[Stored entries]
-------

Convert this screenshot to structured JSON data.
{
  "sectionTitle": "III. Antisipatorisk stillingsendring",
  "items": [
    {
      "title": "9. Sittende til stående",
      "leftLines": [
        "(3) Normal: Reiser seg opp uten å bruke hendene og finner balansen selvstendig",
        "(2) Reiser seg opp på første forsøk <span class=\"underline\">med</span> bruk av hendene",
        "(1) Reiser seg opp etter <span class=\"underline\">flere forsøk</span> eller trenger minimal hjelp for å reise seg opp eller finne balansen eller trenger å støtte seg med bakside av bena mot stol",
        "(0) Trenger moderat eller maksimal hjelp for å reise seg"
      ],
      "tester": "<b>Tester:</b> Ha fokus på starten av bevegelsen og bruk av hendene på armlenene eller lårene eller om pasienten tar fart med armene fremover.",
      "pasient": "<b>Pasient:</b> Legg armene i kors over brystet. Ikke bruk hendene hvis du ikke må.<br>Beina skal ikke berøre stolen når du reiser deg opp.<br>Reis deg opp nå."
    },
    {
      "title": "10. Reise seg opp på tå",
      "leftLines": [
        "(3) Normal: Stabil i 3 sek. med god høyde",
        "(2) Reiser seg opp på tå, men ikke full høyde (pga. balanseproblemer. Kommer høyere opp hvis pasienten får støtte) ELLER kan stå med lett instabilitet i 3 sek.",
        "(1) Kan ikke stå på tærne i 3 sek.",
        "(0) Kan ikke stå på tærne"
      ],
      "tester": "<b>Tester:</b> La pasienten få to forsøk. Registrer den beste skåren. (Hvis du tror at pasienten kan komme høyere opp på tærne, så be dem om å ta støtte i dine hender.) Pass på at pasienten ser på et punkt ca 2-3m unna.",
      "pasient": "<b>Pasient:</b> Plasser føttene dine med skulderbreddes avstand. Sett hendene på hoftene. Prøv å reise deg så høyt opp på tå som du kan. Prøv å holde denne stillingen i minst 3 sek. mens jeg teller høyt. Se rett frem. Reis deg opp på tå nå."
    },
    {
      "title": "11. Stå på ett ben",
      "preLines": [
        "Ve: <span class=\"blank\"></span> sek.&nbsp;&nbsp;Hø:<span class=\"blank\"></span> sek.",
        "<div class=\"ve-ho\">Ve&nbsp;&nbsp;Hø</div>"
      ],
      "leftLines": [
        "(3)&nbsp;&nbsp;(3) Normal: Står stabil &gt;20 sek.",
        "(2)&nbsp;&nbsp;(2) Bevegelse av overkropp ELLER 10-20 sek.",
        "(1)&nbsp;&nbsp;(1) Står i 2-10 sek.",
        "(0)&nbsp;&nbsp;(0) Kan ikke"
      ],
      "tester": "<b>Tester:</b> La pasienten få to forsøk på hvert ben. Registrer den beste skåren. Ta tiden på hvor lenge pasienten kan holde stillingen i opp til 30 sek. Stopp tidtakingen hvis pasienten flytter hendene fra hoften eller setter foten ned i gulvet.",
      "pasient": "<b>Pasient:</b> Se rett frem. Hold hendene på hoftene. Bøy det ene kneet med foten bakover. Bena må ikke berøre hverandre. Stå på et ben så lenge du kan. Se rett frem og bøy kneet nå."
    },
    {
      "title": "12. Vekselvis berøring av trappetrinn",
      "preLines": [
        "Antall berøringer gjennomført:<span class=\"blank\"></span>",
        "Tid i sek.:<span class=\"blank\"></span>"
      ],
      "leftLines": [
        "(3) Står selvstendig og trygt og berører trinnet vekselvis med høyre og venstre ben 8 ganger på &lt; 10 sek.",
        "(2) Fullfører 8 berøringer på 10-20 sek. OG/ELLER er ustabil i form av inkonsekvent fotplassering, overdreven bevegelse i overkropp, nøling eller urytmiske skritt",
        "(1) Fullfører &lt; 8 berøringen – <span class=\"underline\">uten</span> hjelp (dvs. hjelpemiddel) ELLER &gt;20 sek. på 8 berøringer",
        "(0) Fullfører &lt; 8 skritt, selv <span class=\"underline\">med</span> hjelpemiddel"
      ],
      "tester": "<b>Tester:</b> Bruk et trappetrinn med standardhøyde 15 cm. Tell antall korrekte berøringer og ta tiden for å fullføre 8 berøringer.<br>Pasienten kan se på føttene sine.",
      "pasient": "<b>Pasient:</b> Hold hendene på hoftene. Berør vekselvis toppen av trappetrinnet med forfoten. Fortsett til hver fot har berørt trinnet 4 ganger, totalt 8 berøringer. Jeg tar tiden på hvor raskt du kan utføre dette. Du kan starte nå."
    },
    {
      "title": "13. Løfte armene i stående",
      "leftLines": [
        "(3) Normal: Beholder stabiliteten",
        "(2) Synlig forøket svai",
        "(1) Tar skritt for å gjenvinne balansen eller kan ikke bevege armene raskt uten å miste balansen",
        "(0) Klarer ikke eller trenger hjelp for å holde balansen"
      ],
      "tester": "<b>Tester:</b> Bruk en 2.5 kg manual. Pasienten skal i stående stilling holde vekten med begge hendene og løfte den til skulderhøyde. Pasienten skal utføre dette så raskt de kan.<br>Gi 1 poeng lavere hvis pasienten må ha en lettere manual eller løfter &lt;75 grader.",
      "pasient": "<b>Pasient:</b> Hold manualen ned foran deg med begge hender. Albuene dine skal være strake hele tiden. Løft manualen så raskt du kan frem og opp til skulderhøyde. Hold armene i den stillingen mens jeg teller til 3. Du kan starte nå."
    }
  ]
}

-------

Given problem - Repeat the data verbatim.

Final answer -
Convert this screenshot to structured JSON data.
{
  "sectionTitle": "III. Antisipatorisk stillingsendring",
  "items": [
    {
      "title": "9. Sittende til stående",
      "leftLines": [
        "(3) Normal: Reiser seg opp uten å bruke hendene og finner balansen selvstendig",
        "(2) Reiser seg opp på første forsøk <span class=\"underline\">med</span> bruk av hendene",
        "(1) Reiser seg opp etter <span class=\"underline\">flere forsøk</span> eller trenger minimal hjelp for å reise seg opp eller finne balansen eller trenger å støtte seg med bakside av bena mot stol",
        "(0) Trenger moderat eller maksimal hjelp for å reise seg"
      ],
      "tester": "<b>Tester:</b> Ha fokus på starten av bevegelsen og bruk av hendene på armlenene eller lårene eller om pasienten tar fart med armene fremover.",
      "pasient": "<b>Pasient:</b> Legg armene i kors over brystet. Ikke bruk hendene hvis du ikke må.<br>Beina skal ikke berøre stolen når du reiser deg opp.<br>Reis deg opp nå."
    },
    {
      "title": "10. Reise seg opp på tå",
      "leftLines": [
        "(3) Normal: Stabil i 3 sek. med god høyde",
        "(2) Reiser seg opp på tå, men ikke full høyde (pga. balanseproblemer. Kommer høyere opp hvis pasienten får støtte) ELLER kan stå med lett instabilitet i 3 sek.",
        "(1) Kan ikke stå på tærne i 3 sek.",
        "(0) Kan ikke stå på tærne"
      ],
      "tester": "<b>Tester:</b> La pasienten få to forsøk. Registrer den beste skåren. (Hvis du tror at pasienten kan komme høyere opp på tærne, så be dem om å ta støtte i dine hender.) Pass på at pasienten ser på et punkt ca 2-3m unna.",
      "pasient": "<b>Pasient:</b> Plasser føttene dine med skulderbreddes avstand. Sett hendene på hoftene. Prøv å reise deg så høyt opp på tå som du kan. Prøv å holde denne stillingen i minst 3 sek. mens jeg teller høyt. Se rett frem. Reis deg opp på tå nå."
    },
    {
      "title": "11. Stå på ett ben",
      "preLines": [
        "Ve: <span class=\"blank\"></span> sek.&nbsp;&nbsp;Hø:<span class=\"blank\"></span> sek.",
        "<div class=\"ve-ho\">Ve&nbsp;&nbsp;Hø</div>"
      ],
      "leftLines": [
        "(3)&nbsp;&nbsp;(3) Normal: Står stabil &gt;20 sek.",
        "(2)&nbsp;&nbsp;(2) Bevegelse av overkropp ELLER 10-20 sek.",
        "(1)&nbsp;&nbsp;(1) Står i 2-10 sek.",
        "(0)&nbsp;&nbsp;(0) Kan ikke"
      ],
      "tester": "<b>Tester:</b> La pasienten få to forsøk på hvert ben. Registrer den beste skåren. Ta tiden på hvor lenge pasienten kan holde stillingen i opp til 30 sek. Stopp tidtakingen hvis pasienten flytter hendene fra hoften eller setter foten ned i gulvet.",
      "pasient": "<b>Pasient:</b> Se rett frem. Hold hendene på hoftene. Bøy det ene kneet med foten bakover. Bena må ikke berøre hverandre. Stå på et ben så lenge du kan. Se rett frem og bøy kneet nå."
    },
    {
      "title": "12. Vekselvis berøring av trappetrinn",
      "preLines": [
        "Antall berøringer gjennomført:<span class=\"blank\"></span>",
        "Tid i sek.:<span class=\"blank\"></span>"
      ],
      "leftLines": [
        "(3) Står selvstendig og trygt og berører trinnet vekselvis med høyre og venstre ben 8 ganger på &lt; 10 sek.",
        "(2) Fullfører 8 berøringer på 10-20 sek. OG/ELLER er ustabil i form av inkonsekvent fotplassering, overdreven bevegelse i overkropp, nøling eller urytmiske skritt",
        "(1) Fullfører &lt; 8 berøringen – <span class=\"underline\">uten</span> hjelp (dvs. hjelpemiddel) ELLER &gt;20 sek. på 8 berøringer",
        "(0) Fullfører &lt; 8 skritt, selv <span class=\"underline\">med</span> hjelpemiddel"
      ],
      "tester": "<b>Tester:</b> Bruk et trappetrinn med standardhøyde 15 cm. Tell antall korrekte berøringer og ta tiden for å fullføre 8 berøringer.<br>Pasienten kan se på føttene sine.",
      "pasient": "<b>Pasient:</b> Hold hendene på hoftene. Berør vekselvis toppen av trappetrinnet med forfoten. Fortsett til hver fot har berørt trinnet 4 ganger, totalt 8 berøringer. Jeg tar tiden på hvor raskt du kan utføre dette. Du kan starte nå."
    },
    {
      "title": "13. Løfte armene i stående",
      "leftLines": [
        "(3) Normal: Beholder stabiliteten",
        "(2) Synlig forøket svai",
        "(1) Tar skritt for å gjenvinne balansen eller kan ikke bevege armene raskt uten å miste balansen",
        "(0) Klarer ikke eller trenger hjelp for å holde balansen"
      ],
      "tester": "<b>Tester:</b> Bruk en 2.5 kg manual. Pasienten skal i stående stilling holde vekten med begge hendene og løfte den til skulderhøyde. Pasienten skal utføre dette så raskt de kan.<br>Gi 1 poeng lavere hvis pasienten må ha en lettere manual eller løfter &lt;75 grader.",
      "pasient": "<b>Pasient:</b> Hold manualen ned foran deg med begge hender. Albuene dine skal være strake hele tiden. Løft manualen så raskt du kan frem og opp til skulderhøyde. Hold armene i den stillingen mens jeg teller til 3. Du kan starte nå."
    }
  ]
}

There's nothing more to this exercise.